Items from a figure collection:
▬▬▬

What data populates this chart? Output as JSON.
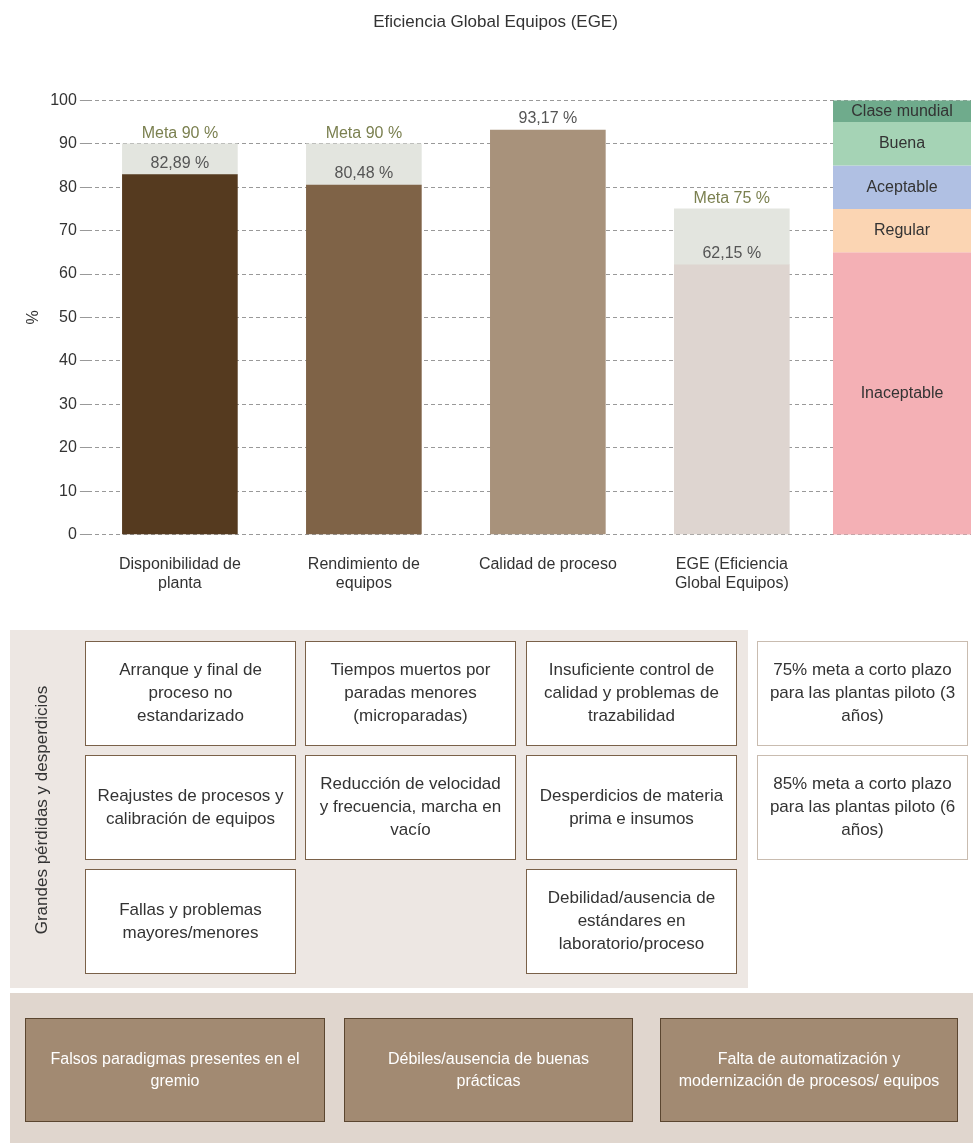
{
  "chart_data": {
    "type": "bar",
    "title": "Eficiencia Global Equipos (EGE)",
    "ylabel": "%",
    "categories": [
      "Disponibilidad de planta",
      "Rendimiento de equipos",
      "Calidad de proceso",
      "EGE (Eficiencia Global Equipos)"
    ],
    "stacked": true,
    "series": [
      {
        "colors": [
          "#553a1f",
          "#7f6347",
          "#a8927b",
          "#ded5d0"
        ],
        "values": [
          82.89,
          80.48,
          93.17,
          62.15
        ],
        "value_labels": [
          "82,89 %",
          "80,48 %",
          "93,17 %",
          "62,15 %"
        ]
      },
      {
        "color": "#e3e5df",
        "values": [
          7.11,
          9.52,
          null,
          12.85
        ]
      }
    ],
    "ylim": [
      0,
      100
    ],
    "yticks": [
      0,
      10,
      20,
      30,
      40,
      50,
      60,
      70,
      80,
      90,
      100
    ],
    "grid": "y",
    "line_style": "dashed",
    "legend": false,
    "bands": [
      {
        "axis": "y",
        "from": 0,
        "to": 65,
        "label": "Inaceptable",
        "color": "#f4b0b5"
      },
      {
        "axis": "y",
        "from": 65,
        "to": 75,
        "label": "Regular",
        "color": "#fbd5b3"
      },
      {
        "axis": "y",
        "from": 75,
        "to": 85,
        "label": "Aceptable",
        "color": "#b0c0e3"
      },
      {
        "axis": "y",
        "from": 85,
        "to": 95,
        "label": "Buena",
        "color": "#a5d3b5"
      },
      {
        "axis": "y",
        "from": 95,
        "to": 100,
        "label": "Clase mundial",
        "color": "#6fab8c"
      }
    ],
    "annotations": [
      {
        "text": "Meta 90 %",
        "x": "Disponibilidad de planta",
        "y": 90
      },
      {
        "text": "Meta 90 %",
        "x": "Rendimiento de equipos",
        "y": 90
      },
      {
        "text": "Meta 75 %",
        "x": "EGE (Eficiencia Global Equipos)",
        "y": 75
      },
      "Grandes pérdidas y desperdicios",
      "Arranque y final de proceso no estandarizado",
      "Tiempos muertos por paradas menores (microparadas)",
      "Insuficiente control de calidad y problemas de trazabilidad",
      "75% meta a corto plazo para las plantas piloto (3 años)",
      "Reajustes de procesos y calibración de equipos",
      "Reducción de velocidad y frecuencia, marcha en vacío",
      "Desperdicios de materia prima e insumos",
      "85% meta a corto plazo para las plantas piloto (6 años)",
      "Fallas y problemas mayores/menores",
      "Debilidad/ausencia de estándares en laboratorio/proceso",
      "Falsos paradigmas presentes en el gremio",
      "Débiles/ausencia de buenas prácticas",
      "Falta de automatización y modernización de procesos/ equipos"
    ]
  }
}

▬▬▬

Copy each line above where the string "Disponibilidad" occurs.

● **Complete output**
      "Disponibilidad de planta",
        "x": "Disponibilidad de planta",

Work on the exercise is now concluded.